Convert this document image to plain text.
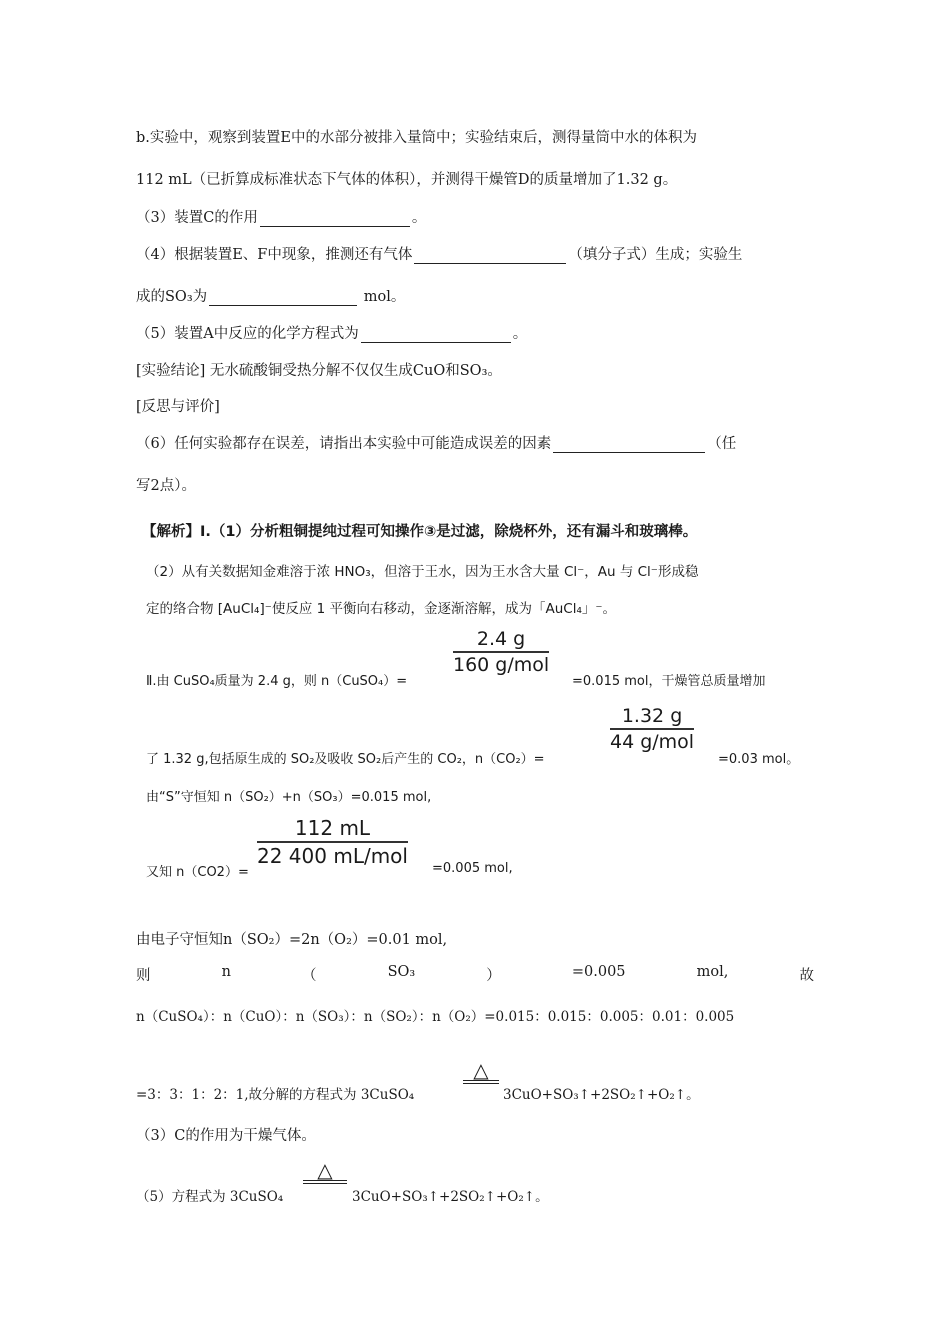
b.实验中，观察到装置E中的水部分被排入量筒中；实验结束后，测得量筒中水的体积为
112 mL（已折算成标准状态下气体的体积），并测得干燥管D的质量增加了1.32 g。
（3）装置C的作用	。
（4）根据装置E、F中现象，推测还有气体	（填分子式）生成；实验生
成的SO₃为	mol。
（5）装置A中反应的化学方程式为	。
[实验结论] 无水硫酸铜受热分解不仅仅生成CuO和SO₃。
[反思与评价]
（6）任何实验都存在误差，请指出本实验中可能造成误差的因素	（任
写2点）。
【解析】Ⅰ.（1）分析粗铜提纯过程可知操作③是过滤，除烧杯外，还有漏斗和玻璃棒。
（2）从有关数据知金难溶于浓 HNO₃，但溶于王水，因为王水含大量 Cl⁻，Au 与 Cl⁻形成稳
定的络合物 [AuCl₄]⁻使反应 1 平衡向右移动，金逐渐溶解，成为「AuCl₄」⁻。
2.4 g
160 g/mol
Ⅱ.由 CuSO₄质量为 2.4 g，则 n（CuSO₄）=	=0.015 mol，干燥管总质量增加
1.32 g
44 g/mol
了 1.32 g,包括原生成的 SO₂及吸收 SO₂后产生的 CO₂，n（CO₂）=	=0.03 mol。
由“S”守恒知 n（SO₂）+n（SO₃）=0.015 mol,
112 mL
22 400 mL/mol
又知 n（CO2）=	=0.005 mol,
由电子守恒知n（SO₂）=2n（O₂）=0.01 mol,
则	n	（	SO₃	）	=0.005	mol,	故
n（CuSO₄）：n（CuO）：n（SO₃）：n（SO₂）：n（O₂）=0.015：0.015：0.005：0.01：0.005
=3：3：1：2：1,故分解的方程式为 3CuSO₄
△
3CuO+SO₃↑+2SO₂↑+O₂↑。
（3）C的作用为干燥气体。
（5）方程式为 3CuSO₄
△
3CuO+SO₃↑+2SO₂↑+O₂↑。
---*---
What this task involves —
Reproduce each line exactly as it appears, omitting the pictures.

Final answer —
Convert this document image to plain text.
b.实验中，观察到装置E中的水部分被排入量筒中；实验结束后，测得量筒中水的体积为
112 mL（已折算成标准状态下气体的体积），并测得干燥管D的质量增加了1.32 g。
（3）装置C的作用	。
（4）根据装置E、F中现象，推测还有气体	（填分子式）生成；实验生
成的SO₃为	mol。
（5）装置A中反应的化学方程式为	。
[实验结论] 无水硫酸铜受热分解不仅仅生成CuO和SO₃。
[反思与评价]
（6）任何实验都存在误差，请指出本实验中可能造成误差的因素	（任
写2点）。
【解析】Ⅰ.（1）分析粗铜提纯过程可知操作③是过滤，除烧杯外，还有漏斗和玻璃棒。
（2）从有关数据知金难溶于浓 HNO₃，但溶于王水，因为王水含大量 Cl⁻，Au 与 Cl⁻形成稳
定的络合物 [AuCl₄]⁻使反应 1 平衡向右移动，金逐渐溶解，成为「AuCl₄」⁻。
2.4 g
160 g/mol
Ⅱ.由 CuSO₄质量为 2.4 g，则 n（CuSO₄）=	=0.015 mol，干燥管总质量增加
1.32 g
44 g/mol
了 1.32 g,包括原生成的 SO₂及吸收 SO₂后产生的 CO₂，n（CO₂）=	=0.03 mol。
由“S”守恒知 n（SO₂）+n（SO₃）=0.015 mol,
112 mL
22 400 mL/mol
又知 n（CO2）=	=0.005 mol,
由电子守恒知n（SO₂）=2n（O₂）=0.01 mol,
则	n	（	SO₃	）	=0.005	mol,	故
n（CuSO₄）：n（CuO）：n（SO₃）：n（SO₂）：n（O₂）=0.015：0.015：0.005：0.01：0.005
=3：3：1：2：1,故分解的方程式为 3CuSO₄
△
3CuO+SO₃↑+2SO₂↑+O₂↑。
（3）C的作用为干燥气体。
（5）方程式为 3CuSO₄
△
3CuO+SO₃↑+2SO₂↑+O₂↑。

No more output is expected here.